◆ Task requirements ◆
Line count for the string "Another": state how many lines in the records below hold it, giving only the number.
**********
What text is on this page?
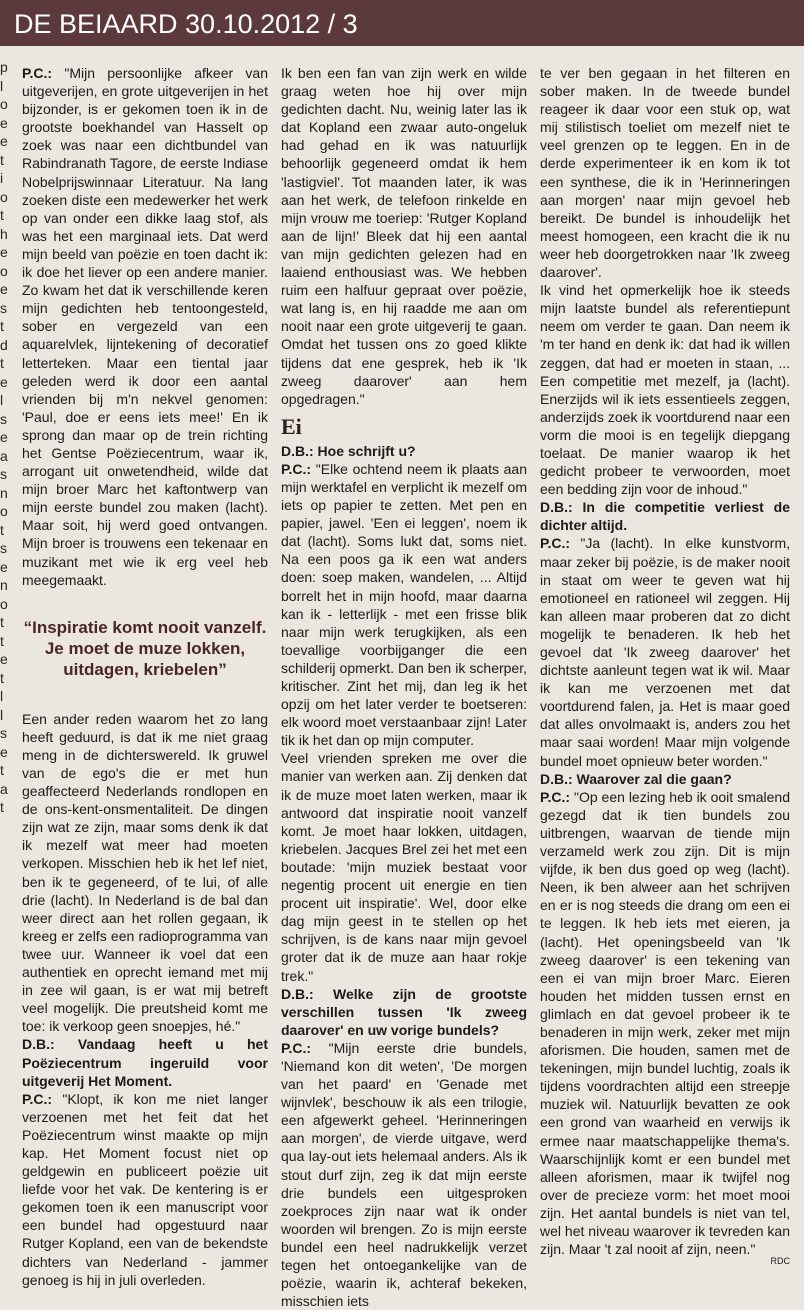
DE BEIAARD 30.10.2012 / 3
p
l
o
e
e
t
i
o
t
h
e
o
e
s
t
d
t
e
l
s
e
a
s
n
o
t
s
e
n
o
t
t
e
t
l
l
s
e
t
a
t

P.C.: "Mijn persoonlijke afkeer van uitgeverijen, en grote uitgeverijen in het bijzonder, is er gekomen toen ik in de grootste boekhandel van Hasselt op zoek was naar een dichtbundel van Rabindranath Tagore, de eerste Indiase Nobelprijswinnaar Literatuur. Na lang zoeken diste een medewerker het werk op van onder een dikke laag stof, als was het een marginaal iets. Dat werd mijn beeld van poëzie en toen dacht ik: ik doe het liever op een andere manier. Zo kwam het dat ik verschillende keren mijn gedichten heb tentoongesteld, sober en vergezeld van een aquarelvlek, lijntekening of decoratief letterteken. Maar een tiental jaar geleden werd ik door een aantal vrienden bij m'n nekvel genomen: 'Paul, doe er eens iets mee!' En ik sprong dan maar op de trein richting het Gentse Poëziecentrum, waar ik, arrogant uit onwetendheid, wilde dat mijn broer Marc het kaftontwerp van mijn eerste bundel zou maken (lacht). Maar soit, hij werd goed ontvangen. Mijn broer is trouwens een tekenaar en muzikant met wie ik erg veel heb meegemaakt.

“Inspiratie komt nooit vanzelf. Je moet de muze lokken, uitdagen, kriebelen”

Een ander reden waarom het zo lang heeft geduurd, is dat ik me niet graag meng in de dichterswereld. Ik gruwel van de ego's die er met hun geaffecteerd Nederlands rondlopen en de ons-kent-onsmentaliteit. De dingen zijn wat ze zijn, maar soms denk ik dat ik mezelf wat meer had moeten verkopen. Misschien heb ik het lef niet, ben ik te gegeneerd, of te lui, of alle drie (lacht). In Nederland is de bal dan weer direct aan het rollen gegaan, ik kreeg er zelfs een radioprogramma van twee uur. Wanneer ik voel dat een authentiek en oprecht iemand met mij in zee wil gaan, is er wat mij betreft veel mogelijk. Die preutsheid komt me toe: ik verkoop geen snoepjes, hé."

D.B.: Vandaag heeft u het Poëziecentrum ingeruild voor uitgeverij Het Moment.

P.C.: "Klopt, ik kon me niet langer verzoenen met het feit dat het Poëziecentrum winst maakte op mijn kap. Het Moment focust niet op geldgewin en publiceert poëzie uit liefde voor het vak. De kentering is er gekomen toen ik een manuscript voor een bundel had opgestuurd naar Rutger Kopland, een van de bekendste dichters van Nederland - jammer genoeg is hij in juli overleden.

Ik ben een fan van zijn werk en wilde graag weten hoe hij over mijn gedichten dacht. Nu, weinig later las ik dat Kopland een zwaar auto-ongeluk had gehad en ik was natuurlijk behoorlijk gegeneerd omdat ik hem 'lastigviel'. Tot maanden later, ik was aan het werk, de telefoon rinkelde en mijn vrouw me toeriep: 'Rutger Kopland aan de lijn!' Bleek dat hij een aantal van mijn gedichten gelezen had en laaiend enthousiast was. We hebben ruim een halfuur gepraat over poëzie, wat lang is, en hij raadde me aan om nooit naar een grote uitgeverij te gaan. Omdat het tussen ons zo goed klikte tijdens dat ene gesprek, heb ik 'Ik zweeg daarover' aan hem opgedragen."

Ei

D.B.: Hoe schrijft u?

P.C.: "Elke ochtend neem ik plaats aan mijn werktafel en verplicht ik mezelf om iets op papier te zetten. Met pen en papier, jawel. 'Een ei leggen', noem ik dat (lacht). Soms lukt dat, soms niet. Na een poos ga ik een wat anders doen: soep maken, wandelen, ... Altijd borrelt het in mijn hoofd, maar daarna kan ik - letterlijk - met een frisse blik naar mijn werk terugkijken, als een toevallige voorbijganger die een schilderij opmerkt. Dan ben ik scherper, kritischer. Zint het mij, dan leg ik het opzij om het later verder te boetseren: elk woord moet verstaanbaar zijn! Later tik ik het dan op mijn computer.

Veel vrienden spreken me over die manier van werken aan. Zij denken dat ik de muze moet laten werken, maar ik antwoord dat inspiratie nooit vanzelf komt. Je moet haar lokken, uitdagen, kriebelen. Jacques Brel zei het met een boutade: 'mijn muziek bestaat voor negentig procent uit energie en tien procent uit inspiratie'. Wel, door elke dag mijn geest in te stellen op het schrijven, is de kans naar mijn gevoel groter dat ik de muze aan haar rokje trek."

D.B.: Welke zijn de grootste verschillen tussen 'Ik zweeg daarover' en uw vorige bundels?

P.C.: "Mijn eerste drie bundels, 'Niemand kon dit weten', 'De morgen van het paard' en 'Genade met wijnvlek', beschouw ik als een trilogie, een afgewerkt geheel. 'Herinneringen aan morgen', de vierde uitgave, werd qua lay-out iets helemaal anders. Als ik stout durf zijn, zeg ik dat mijn eerste drie bundels een uitgesproken zoekproces zijn naar wat ik onder woorden wil brengen. Zo is mijn eerste bundel een heel nadrukkelijk verzet tegen het ontoegankelijke van de poëzie, waarin ik, achteraf bekeken, misschien iets

te ver ben gegaan in het filteren en sober maken. In de tweede bundel reageer ik daar voor een stuk op, wat mij stilistisch toeliet om mezelf niet te veel grenzen op te leggen. En in de derde experimenteer ik en kom ik tot een synthese, die ik in 'Herinneringen aan morgen' naar mijn gevoel heb bereikt. De bundel is inhoudelijk het meest homogeen, een kracht die ik nu weer heb doorgetrokken naar 'Ik zweeg daarover'.

Ik vind het opmerkelijk hoe ik steeds mijn laatste bundel als referentiepunt neem om verder te gaan. Dan neem ik 'm ter hand en denk ik: dat had ik willen zeggen, dat had er moeten in staan, ... Een competitie met mezelf, ja (lacht). Enerzijds wil ik iets essentieels zeggen, anderzijds zoek ik voortdurend naar een vorm die mooi is en tegelijk diepgang toelaat. De manier waarop ik het gedicht probeer te verwoorden, moet een bedding zijn voor de inhoud."

D.B.: In die competitie verliest de dichter altijd.

P.C.: "Ja (lacht). In elke kunstvorm, maar zeker bij poëzie, is de maker nooit in staat om weer te geven wat hij emotioneel en rationeel wil zeggen. Hij kan alleen maar proberen dat zo dicht mogelijk te benaderen. Ik heb het gevoel dat 'Ik zweeg daarover' het dichtste aanleunt tegen wat ik wil. Maar ik kan me verzoenen met dat voortdurend falen, ja. Het is maar goed dat alles onvolmaakt is, anders zou het maar saai worden! Maar mijn volgende bundel moet opnieuw beter worden."

D.B.: Waarover zal die gaan?

P.C.: "Op een lezing heb ik ooit smalend gezegd dat ik tien bundels zou uitbrengen, waarvan de tiende mijn verzameld werk zou zijn. Dit is mijn vijfde, ik ben dus goed op weg (lacht). Neen, ik ben alweer aan het schrijven en er is nog steeds die drang om een ei te leggen. Ik heb iets met eieren, ja (lacht). Het openingsbeeld van 'Ik zweeg daarover' is een tekening van een ei van mijn broer Marc. Eieren houden het midden tussen ernst en glimlach en dat gevoel probeer ik te benaderen in mijn werk, zeker met mijn aforismen. Die houden, samen met de tekeningen, mijn bundel luchtig, zoals ik tijdens voordrachten altijd een streepje muziek wil. Natuurlijk bevatten ze ook een grond van waarheid en verwijs ik ermee naar maatschappelijke thema's. Waarschijnlijk komt er een bundel met alleen aforismen, maar ik twijfel nog over de precieze vorm: het moet mooi zijn. Het aantal bundels is niet van tel, wel het niveau waarover ik tevreden kan zijn. Maar 't zal nooit af zijn, neen."

RDC
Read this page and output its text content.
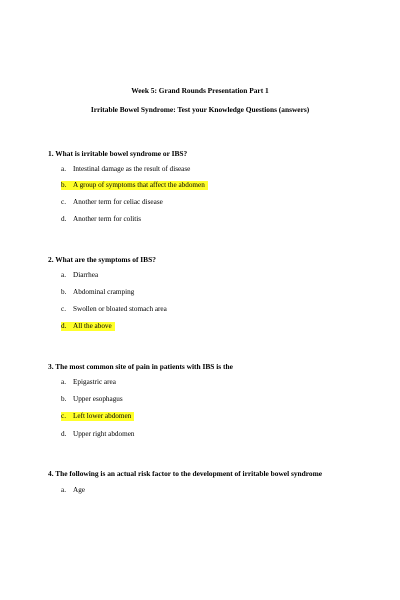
Week 5: Grand Rounds Presentation Part 1
Irritable Bowel Syndrome: Test your Knowledge Questions (answers)
1. What is irritable bowel syndrome or IBS?
a. Intestinal damage as the result of disease
b. A group of symptoms that affect the abdomen
c. Another term for celiac disease
d. Another term for colitis
2. What are the symptoms of IBS?
a. Diarrhea
b. Abdominal cramping
c. Swollen or bloated stomach area
d. All the above
3. The most common site of pain in patients with IBS is the
a. Epigastric area
b. Upper esophagus
c. Left lower abdomen
d. Upper right abdomen
4. The following is an actual risk factor to the development of irritable bowel syndrome
a. Age
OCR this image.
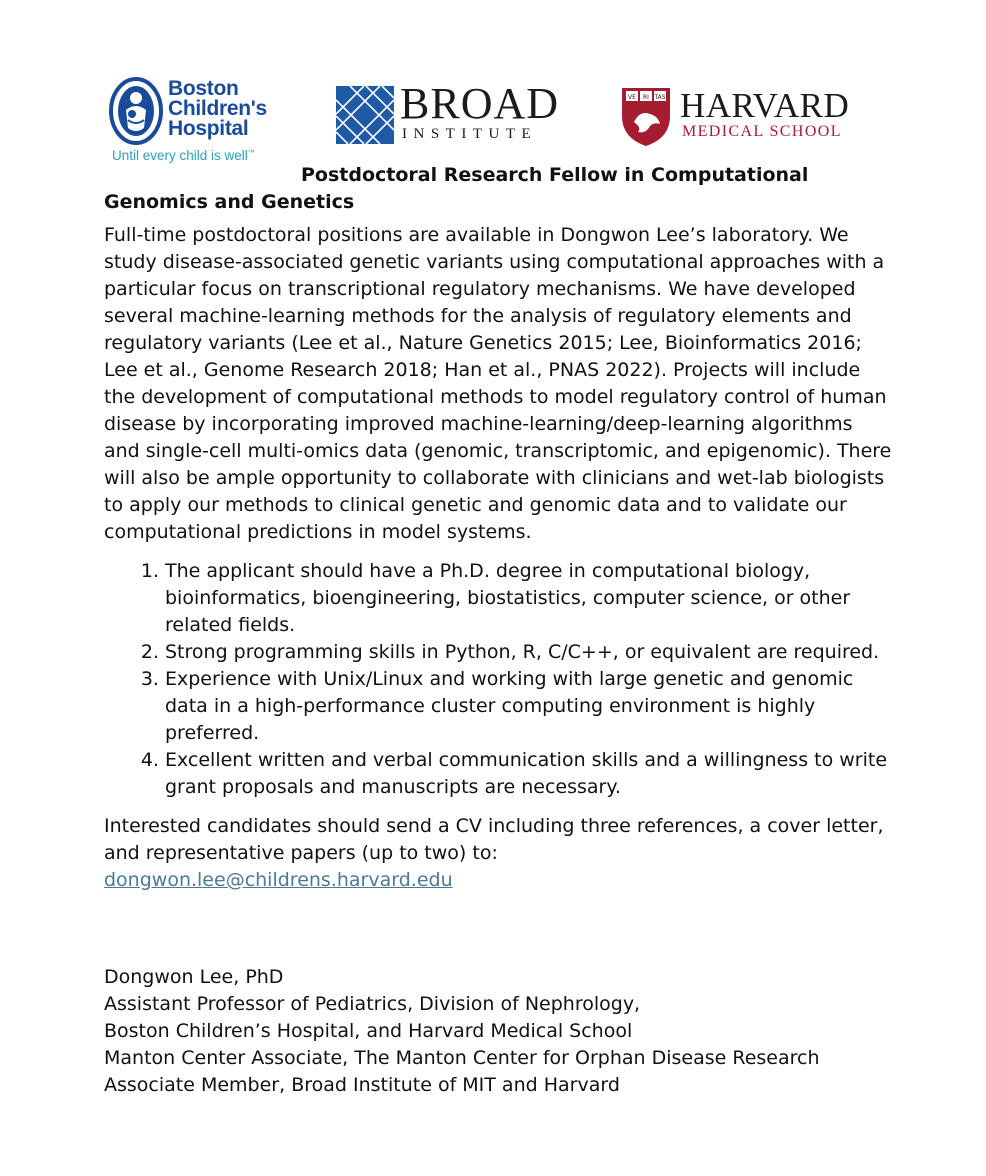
Boston
Children's
Hospital
Until every child is well™
BROAD
INSTITUTE
VE RI TAS HARVARD
MEDICAL SCHOOL

Postdoctoral Research Fellow in Computational Genomics and Genetics

Full-time postdoctoral positions are available in Dongwon Lee’s laboratory. We study disease-associated genetic variants using computational approaches with a particular focus on transcriptional regulatory mechanisms. We have developed several machine-learning methods for the analysis of regulatory elements and regulatory variants (Lee et al., Nature Genetics 2015; Lee, Bioinformatics 2016; Lee et al., Genome Research 2018; Han et al., PNAS 2022). Projects will include the development of computational methods to model regulatory control of human disease by incorporating improved machine-learning/deep-learning algorithms and single-cell multi-omics data (genomic, transcriptomic, and epigenomic). There will also be ample opportunity to collaborate with clinicians and wet-lab biologists to apply our methods to clinical genetic and genomic data and to validate our computational predictions in model systems.

1. The applicant should have a Ph.D. degree in computational biology, bioinformatics, bioengineering, biostatistics, computer science, or other related fields.
2. Strong programming skills in Python, R, C/C++, or equivalent are required.
3. Experience with Unix/Linux and working with large genetic and genomic data in a high-performance cluster computing environment is highly preferred.
4. Excellent written and verbal communication skills and a willingness to write grant proposals and manuscripts are necessary.

Interested candidates should send a CV including three references, a cover letter, and representative papers (up to two) to:
dongwon.lee@childrens.harvard.edu

Dongwon Lee, PhD
Assistant Professor of Pediatrics, Division of Nephrology,
Boston Children’s Hospital, and Harvard Medical School
Manton Center Associate, The Manton Center for Orphan Disease Research
Associate Member, Broad Institute of MIT and Harvard
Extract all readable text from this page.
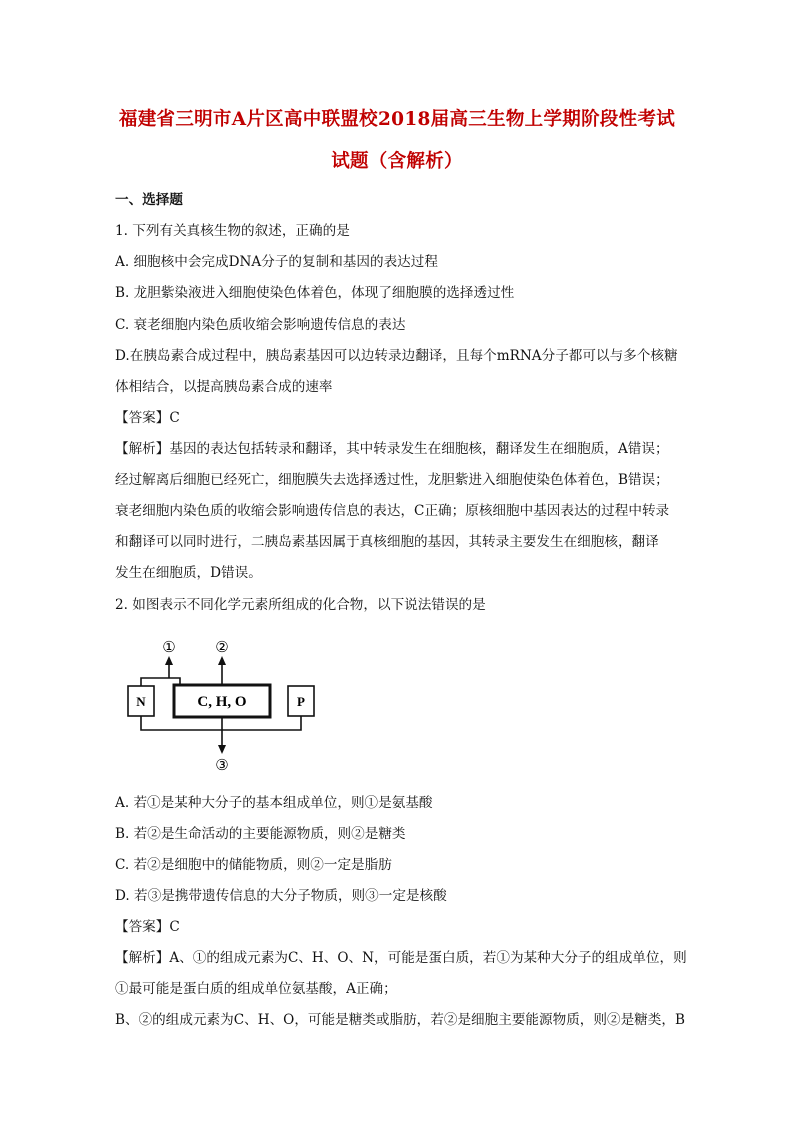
福建省三明市A片区高中联盟校2018届高三生物上学期阶段性考试
试题（含解析）
一、选择题
1. 下列有关真核生物的叙述，正确的是
A. 细胞核中会完成DNA分子的复制和基因的表达过程
B. 龙胆紫染液进入细胞使染色体着色，体现了细胞膜的选择透过性
C. 衰老细胞内染色质收缩会影响遗传信息的表达
D.在胰岛素合成过程中，胰岛素基因可以边转录边翻译，且每个mRNA分子都可以与多个核糖
体相结合，以提高胰岛素合成的速率
【答案】C
【解析】基因的表达包括转录和翻译，其中转录发生在细胞核，翻译发生在细胞质，A错误；
经过解离后细胞已经死亡，细胞膜失去选择透过性，龙胆紫进入细胞使染色体着色，B错误；
衰老细胞内染色质的收缩会影响遗传信息的表达，C正确；原核细胞中基因表达的过程中转录
和翻译可以同时进行，二胰岛素基因属于真核细胞的基因，其转录主要发生在细胞核，翻译
发生在细胞质，D错误。
2. 如图表示不同化学元素所组成的化合物，以下说法错误的是
①	②
③
N	C, H, O	P
A. 若①是某种大分子的基本组成单位，则①是氨基酸
B. 若②是生命活动的主要能源物质，则②是糖类
C. 若②是细胞中的储能物质，则②一定是脂肪
D. 若③是携带遗传信息的大分子物质，则③一定是核酸
【答案】C
【解析】A、①的组成元素为C、H、O、N，可能是蛋白质，若①为某种大分子的组成单位，则
①最可能是蛋白质的组成单位氨基酸，A正确；
B、②的组成元素为C、H、O，可能是糖类或脂肪，若②是细胞主要能源物质，则②是糖类，B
**********
◆ Completed task ◆
2